### AIM OF THE TASK
Search the data for the string "minlash" and gather each line it is in.
## start
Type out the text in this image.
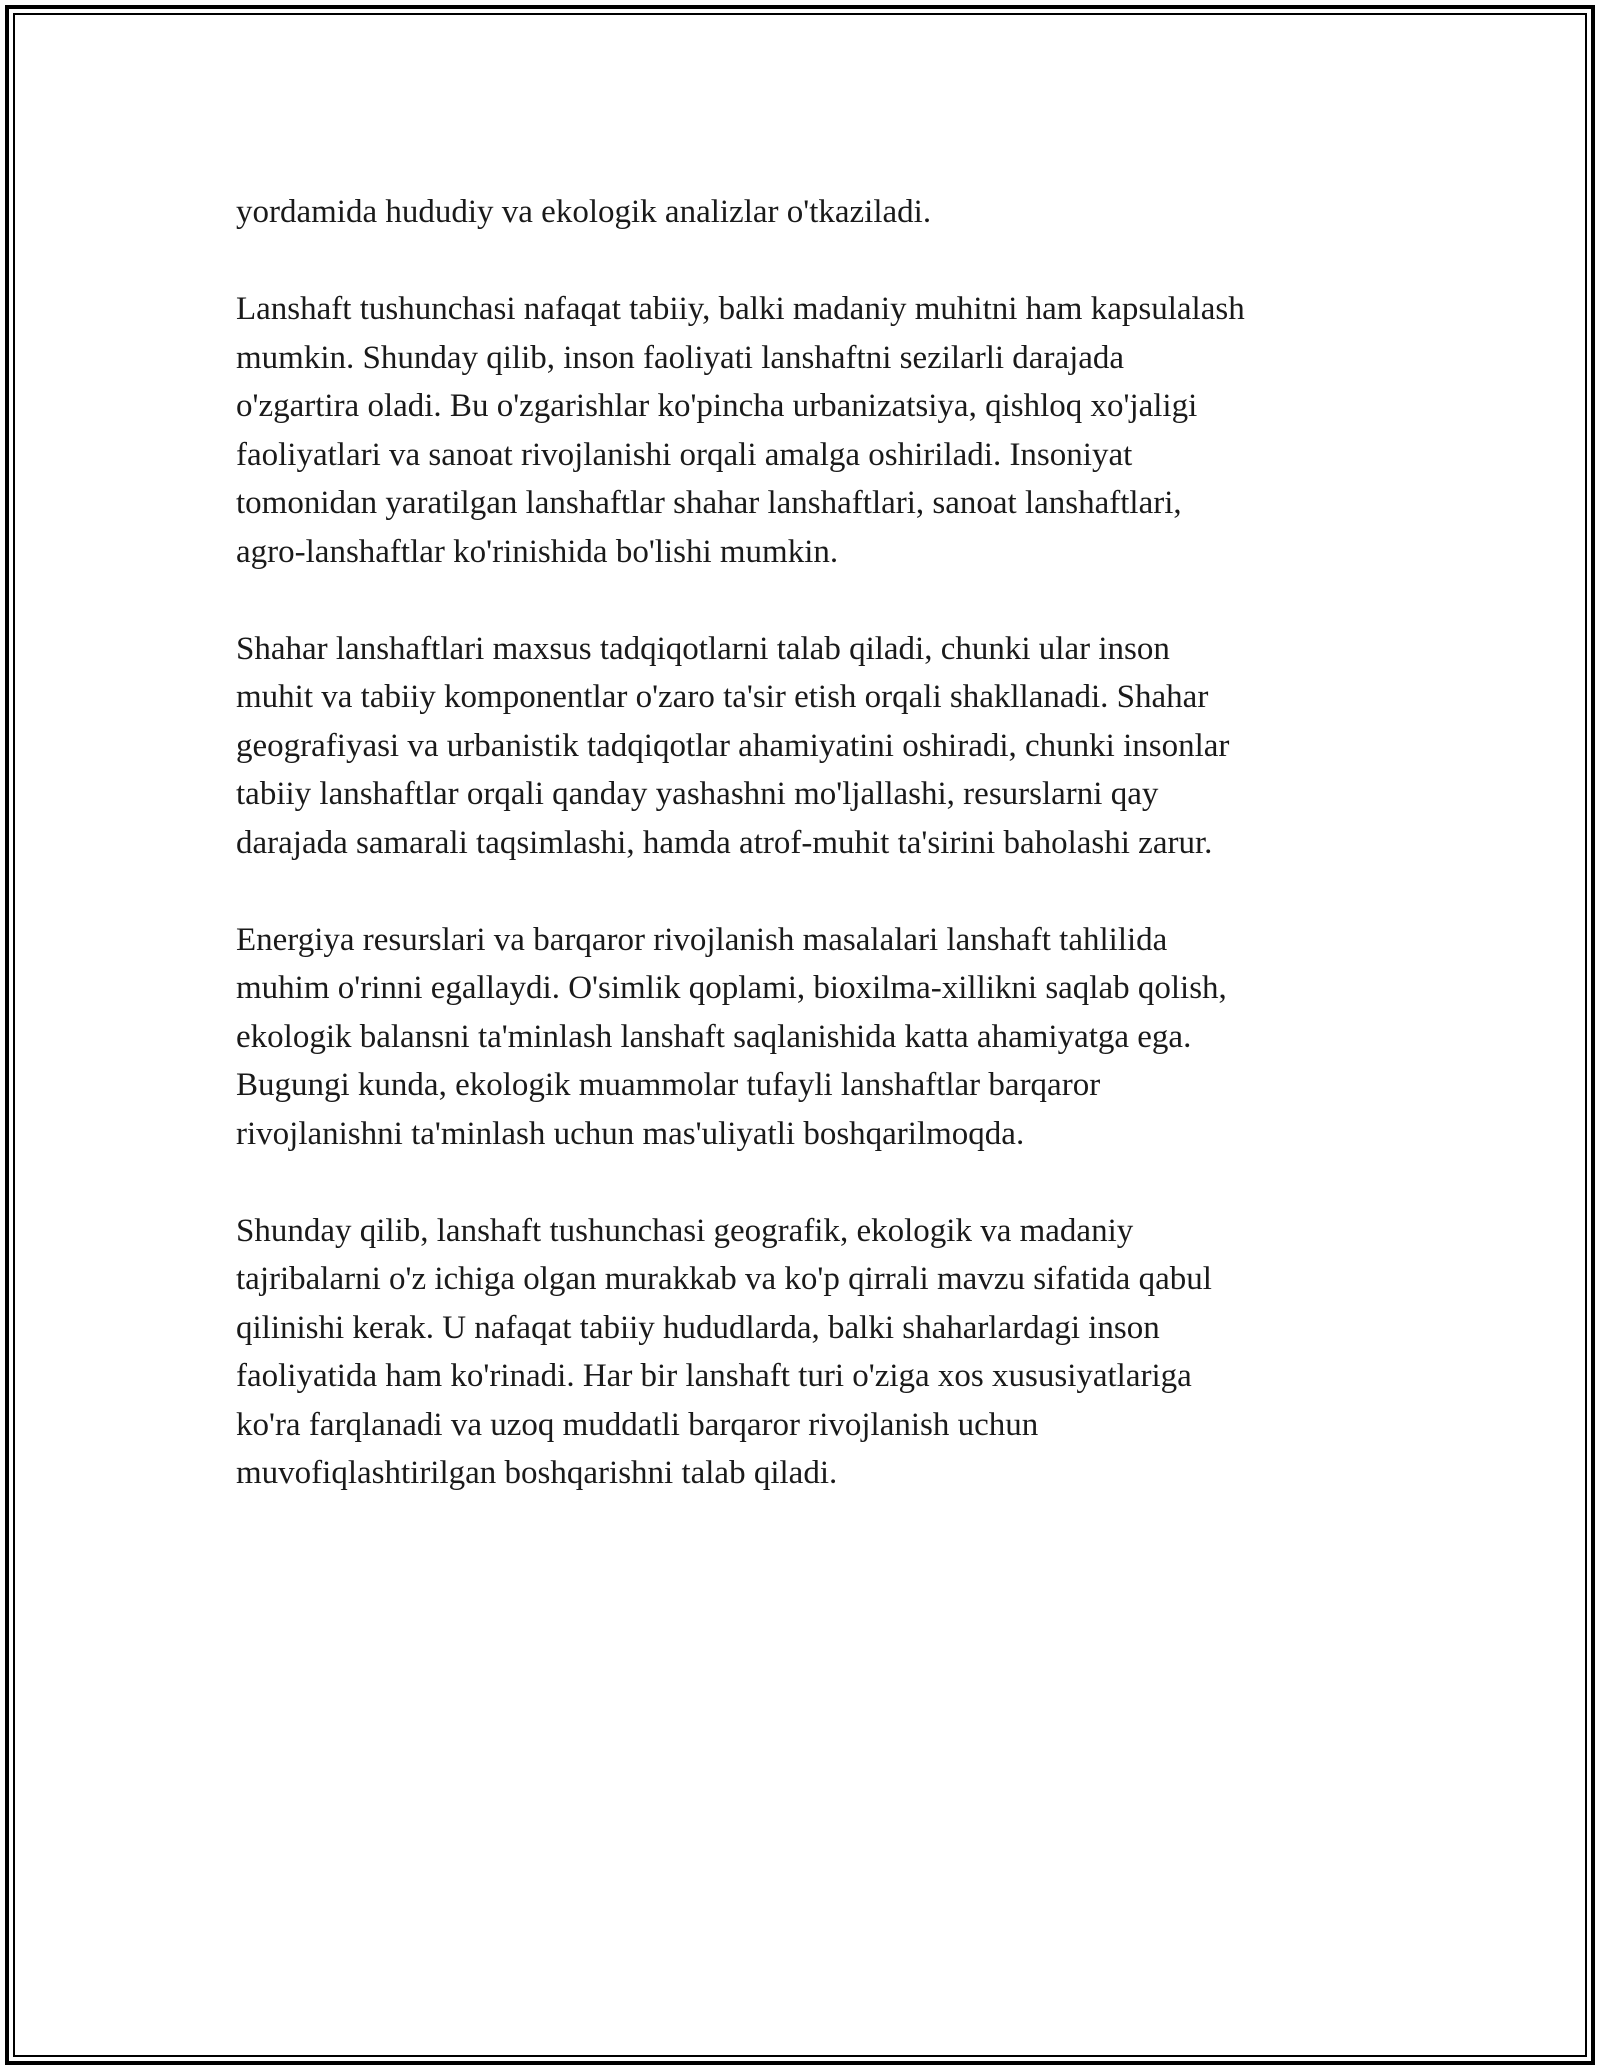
yordamida hududiy va ekologik analizlar o'tkaziladi.

Lanshaft tushunchasi nafaqat tabiiy, balki madaniy muhitni ham kapsulalash
mumkin. Shunday qilib, inson faoliyati lanshaftni sezilarli darajada
o'zgartira oladi. Bu o'zgarishlar ko'pincha urbanizatsiya, qishloq xo'jaligi
faoliyatlari va sanoat rivojlanishi orqali amalga oshiriladi. Insoniyat
tomonidan yaratilgan lanshaftlar shahar lanshaftlari, sanoat lanshaftlari,
agro-lanshaftlar ko'rinishida bo'lishi mumkin.

Shahar lanshaftlari maxsus tadqiqotlarni talab qiladi, chunki ular inson
muhit va tabiiy komponentlar o'zaro ta'sir etish orqali shakllanadi. Shahar
geografiyasi va urbanistik tadqiqotlar ahamiyatini oshiradi, chunki insonlar
tabiiy lanshaftlar orqali qanday yashashni mo'ljallashi, resurslarni qay
darajada samarali taqsimlashi, hamda atrof-muhit ta'sirini baholashi zarur.

Energiya resurslari va barqaror rivojlanish masalalari lanshaft tahlilida
muhim o'rinni egallaydi. O'simlik qoplami, bioxilma-xillikni saqlab qolish,
ekologik balansni ta'minlash lanshaft saqlanishida katta ahamiyatga ega.
Bugungi kunda, ekologik muammolar tufayli lanshaftlar barqaror
rivojlanishni ta'minlash uchun mas'uliyatli boshqarilmoqda.

Shunday qilib, lanshaft tushunchasi geografik, ekologik va madaniy
tajribalarni o'z ichiga olgan murakkab va ko'p qirrali mavzu sifatida qabul
qilinishi kerak. U nafaqat tabiiy hududlarda, balki shaharlardagi inson
faoliyatida ham ko'rinadi. Har bir lanshaft turi o'ziga xos xususiyatlariga
ko'ra farqlanadi va uzoq muddatli barqaror rivojlanish uchun
muvofiqlashtirilgan boshqarishni talab qiladi.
## end
### ANSWER TO THE PROBLEM
ekologik balansni ta'minlash lanshaft saqlanishida katta ahamiyatga ega.
rivojlanishni ta'minlash uchun mas'uliyatli boshqarilmoqda.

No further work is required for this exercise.